• _What you need to do_:
Leave out the pictures and repeat the rest of the material exactly.

• _Records provided_:

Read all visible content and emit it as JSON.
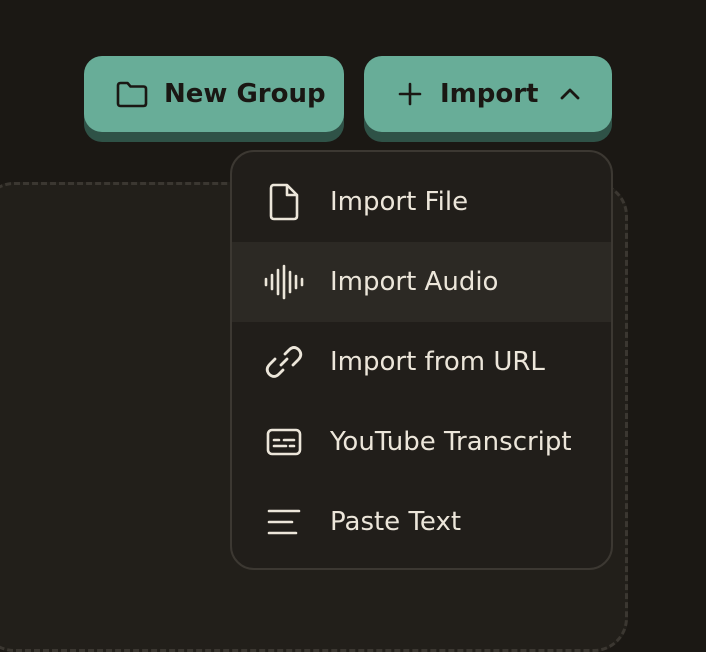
{
  "toolbar": {
    "new_group_label": "New Group",
    "import_label": "Import"
  },
  "import_menu": {
    "items": [
      {
        "label": "Import File",
        "icon": "file-icon"
      },
      {
        "label": "Import Audio",
        "icon": "audio-waveform-icon"
      },
      {
        "label": "Import from URL",
        "icon": "link-icon"
      },
      {
        "label": "YouTube Transcript",
        "icon": "captions-icon"
      },
      {
        "label": "Paste Text",
        "icon": "text-lines-icon"
      }
    ],
    "highlighted_index": 1
  },
  "colors": {
    "background": "#1b1814",
    "button": "#68ad98",
    "button_shadow": "#2f5247",
    "menu_bg": "#211e1a",
    "menu_hover": "#2c2924",
    "text": "#ece6da"
  }
}
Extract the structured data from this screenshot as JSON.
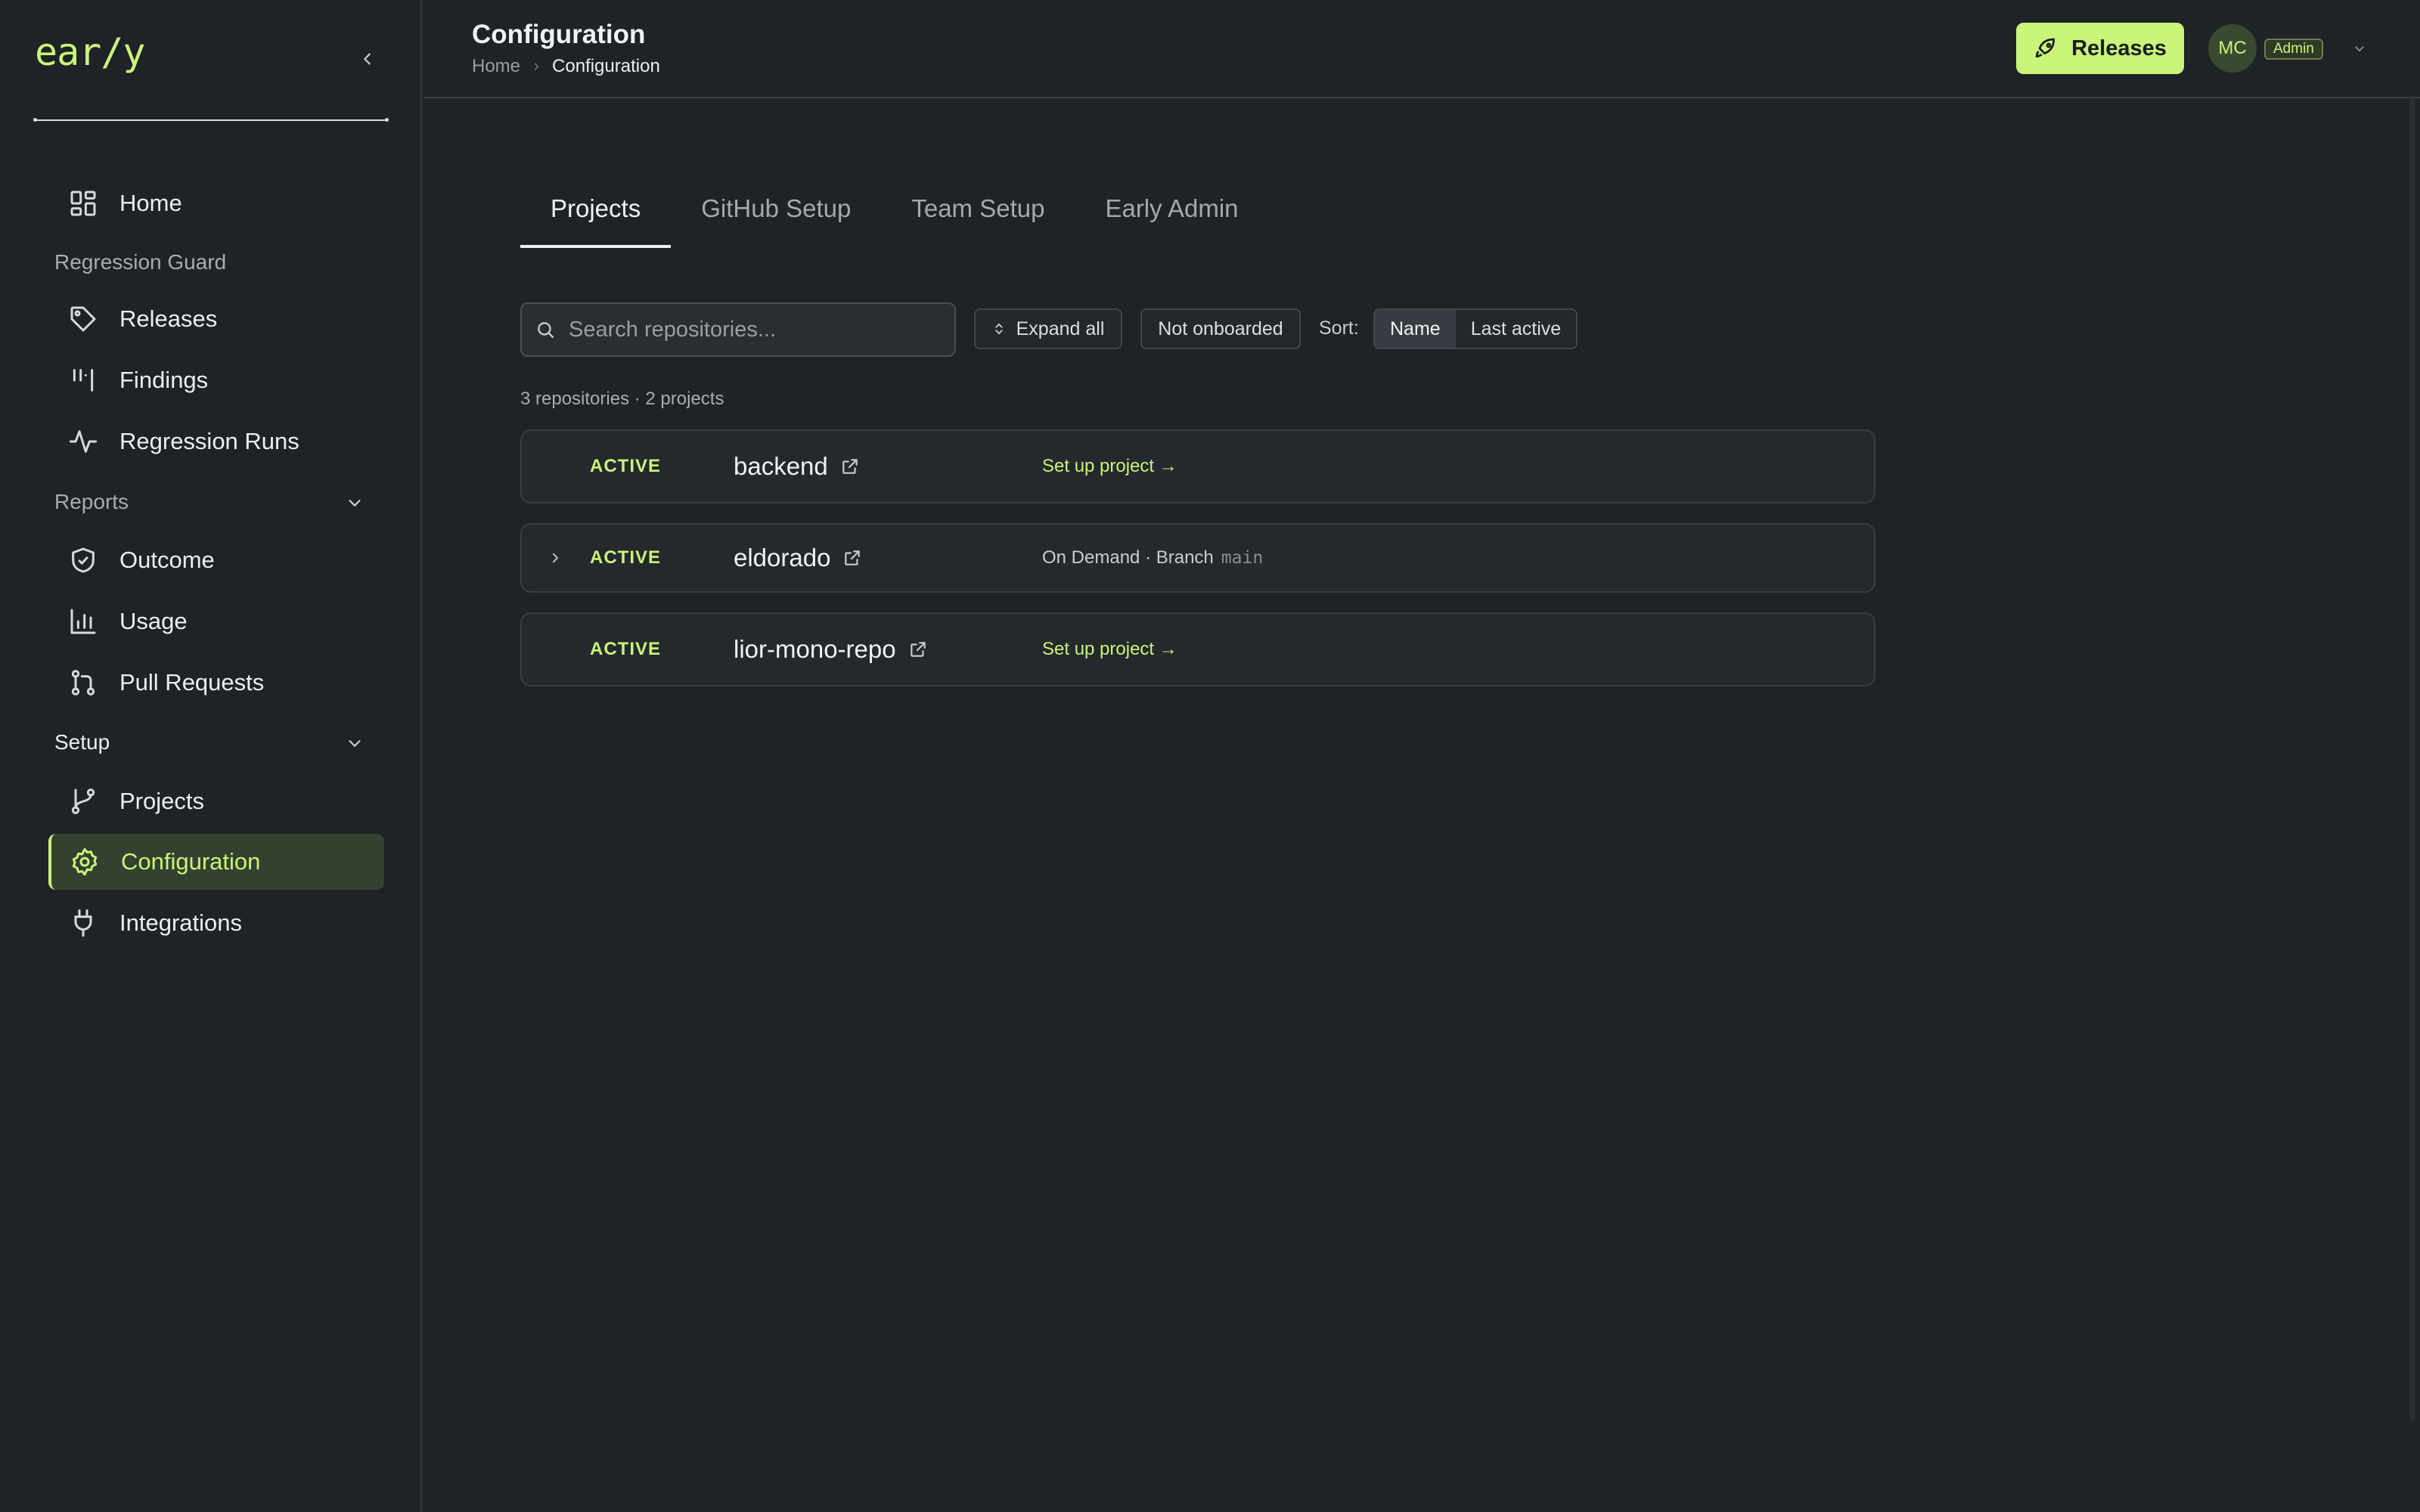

• _Result of this exercise_:
Read all visible content and emit it as JSON.
{
  "toolbar": {
    "new_group_label": "New Group",
    "import_label": "Import"
  },
  "import_menu": {
    "items": [
      {
        "label": "Import File",
        "icon": "file-icon"
      },
      {
        "label": "Import Audio",
        "icon": "audio-waveform-icon"
      },
      {
        "label": "Import from URL",
        "icon": "link-icon"
      },
      {
        "label": "YouTube Transcript",
        "icon": "captions-icon"
      },
      {
        "label": "Paste Text",
        "icon": "text-lines-icon"
      }
    ],
    "highlighted_index": 1
  },
  "colors": {
    "background": "#1b1814",
    "button": "#68ad98",
    "button_shadow": "#2f5247",
    "menu_bg": "#211e1a",
    "menu_hover": "#2c2924",
    "text": "#ece6da"
  }
}
Extract the structured data from this screenshot as JSON.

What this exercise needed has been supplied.